[Supplied data]
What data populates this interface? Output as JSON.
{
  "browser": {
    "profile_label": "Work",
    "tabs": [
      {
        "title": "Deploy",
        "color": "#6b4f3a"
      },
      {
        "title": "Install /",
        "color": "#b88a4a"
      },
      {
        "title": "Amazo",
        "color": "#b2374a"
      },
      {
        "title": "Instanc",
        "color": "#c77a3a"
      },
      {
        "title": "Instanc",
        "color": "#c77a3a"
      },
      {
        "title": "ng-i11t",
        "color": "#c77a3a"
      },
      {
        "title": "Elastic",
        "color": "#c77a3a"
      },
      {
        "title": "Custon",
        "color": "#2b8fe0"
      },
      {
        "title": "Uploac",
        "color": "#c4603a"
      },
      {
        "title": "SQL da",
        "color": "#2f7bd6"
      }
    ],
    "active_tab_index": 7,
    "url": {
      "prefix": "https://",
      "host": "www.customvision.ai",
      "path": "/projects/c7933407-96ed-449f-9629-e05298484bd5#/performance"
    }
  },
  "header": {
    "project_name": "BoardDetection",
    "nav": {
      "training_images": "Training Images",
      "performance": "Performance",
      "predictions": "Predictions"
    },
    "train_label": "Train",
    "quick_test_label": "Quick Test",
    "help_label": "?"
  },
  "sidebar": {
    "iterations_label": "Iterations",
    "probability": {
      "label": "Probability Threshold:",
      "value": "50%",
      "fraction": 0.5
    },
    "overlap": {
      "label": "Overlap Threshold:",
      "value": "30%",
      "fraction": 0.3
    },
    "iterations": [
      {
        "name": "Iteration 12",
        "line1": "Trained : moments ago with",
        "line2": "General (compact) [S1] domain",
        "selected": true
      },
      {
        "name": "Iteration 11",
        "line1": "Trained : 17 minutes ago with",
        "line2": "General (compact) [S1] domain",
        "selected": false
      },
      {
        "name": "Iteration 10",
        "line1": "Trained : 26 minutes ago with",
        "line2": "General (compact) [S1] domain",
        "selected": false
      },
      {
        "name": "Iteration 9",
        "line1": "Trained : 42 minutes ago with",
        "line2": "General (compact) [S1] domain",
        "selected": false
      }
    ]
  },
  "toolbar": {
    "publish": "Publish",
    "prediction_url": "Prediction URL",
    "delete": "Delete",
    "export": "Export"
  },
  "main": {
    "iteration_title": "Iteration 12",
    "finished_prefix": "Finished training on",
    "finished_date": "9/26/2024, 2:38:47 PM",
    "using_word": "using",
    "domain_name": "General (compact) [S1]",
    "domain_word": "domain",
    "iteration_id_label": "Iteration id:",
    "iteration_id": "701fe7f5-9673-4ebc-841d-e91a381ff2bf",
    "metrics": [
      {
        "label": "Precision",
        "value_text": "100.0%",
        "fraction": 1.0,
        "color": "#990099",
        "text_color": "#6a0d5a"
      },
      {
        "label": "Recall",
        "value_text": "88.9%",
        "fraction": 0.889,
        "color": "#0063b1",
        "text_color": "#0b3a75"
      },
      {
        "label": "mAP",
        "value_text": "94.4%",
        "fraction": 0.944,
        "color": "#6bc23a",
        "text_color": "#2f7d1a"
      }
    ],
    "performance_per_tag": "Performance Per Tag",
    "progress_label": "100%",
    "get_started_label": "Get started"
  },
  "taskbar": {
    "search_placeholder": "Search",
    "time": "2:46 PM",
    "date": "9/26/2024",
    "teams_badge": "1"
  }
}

[Work required] Go through the listing and copy all of it exactly.

[The completed task]
What data populates this interface? Output as JSON.
{
  "browser": {
    "profile_label": "Work",
    "tabs": [
      {
        "title": "Deploy",
        "color": "#6b4f3a"
      },
      {
        "title": "Install /",
        "color": "#b88a4a"
      },
      {
        "title": "Amazo",
        "color": "#b2374a"
      },
      {
        "title": "Instanc",
        "color": "#c77a3a"
      },
      {
        "title": "Instanc",
        "color": "#c77a3a"
      },
      {
        "title": "ng-i11t",
        "color": "#c77a3a"
      },
      {
        "title": "Elastic",
        "color": "#c77a3a"
      },
      {
        "title": "Custon",
        "color": "#2b8fe0"
      },
      {
        "title": "Uploac",
        "color": "#c4603a"
      },
      {
        "title": "SQL da",
        "color": "#2f7bd6"
      }
    ],
    "active_tab_index": 7,
    "url": {
      "prefix": "https://",
      "host": "www.customvision.ai",
      "path": "/projects/c7933407-96ed-449f-9629-e05298484bd5#/performance"
    }
  },
  "header": {
    "project_name": "BoardDetection",
    "nav": {
      "training_images": "Training Images",
      "performance": "Performance",
      "predictions": "Predictions"
    },
    "train_label": "Train",
    "quick_test_label": "Quick Test",
    "help_label": "?"
  },
  "sidebar": {
    "iterations_label": "Iterations",
    "probability": {
      "label": "Probability Threshold:",
      "value": "50%",
      "fraction": 0.5
    },
    "overlap": {
      "label": "Overlap Threshold:",
      "value": "30%",
      "fraction": 0.3
    },
    "iterations": [
      {
        "name": "Iteration 12",
        "line1": "Trained : moments ago with",
        "line2": "General (compact) [S1] domain",
        "selected": true
      },
      {
        "name": "Iteration 11",
        "line1": "Trained : 17 minutes ago with",
        "line2": "General (compact) [S1] domain",
        "selected": false
      },
      {
        "name": "Iteration 10",
        "line1": "Trained : 26 minutes ago with",
        "line2": "General (compact) [S1] domain",
        "selected": false
      },
      {
        "name": "Iteration 9",
        "line1": "Trained : 42 minutes ago with",
        "line2": "General (compact) [S1] domain",
        "selected": false
      }
    ]
  },
  "toolbar": {
    "publish": "Publish",
    "prediction_url": "Prediction URL",
    "delete": "Delete",
    "export": "Export"
  },
  "main": {
    "iteration_title": "Iteration 12",
    "finished_prefix": "Finished training on",
    "finished_date": "9/26/2024, 2:38:47 PM",
    "using_word": "using",
    "domain_name": "General (compact) [S1]",
    "domain_word": "domain",
    "iteration_id_label": "Iteration id:",
    "iteration_id": "701fe7f5-9673-4ebc-841d-e91a381ff2bf",
    "metrics": [
      {
        "label": "Precision",
        "value_text": "100.0%",
        "fraction": 1.0,
        "color": "#990099",
        "text_color": "#6a0d5a"
      },
      {
        "label": "Recall",
        "value_text": "88.9%",
        "fraction": 0.889,
        "color": "#0063b1",
        "text_color": "#0b3a75"
      },
      {
        "label": "mAP",
        "value_text": "94.4%",
        "fraction": 0.944,
        "color": "#6bc23a",
        "text_color": "#2f7d1a"
      }
    ],
    "performance_per_tag": "Performance Per Tag",
    "progress_label": "100%",
    "get_started_label": "Get started"
  },
  "taskbar": {
    "search_placeholder": "Search",
    "time": "2:46 PM",
    "date": "9/26/2024",
    "teams_badge": "1"
  }
}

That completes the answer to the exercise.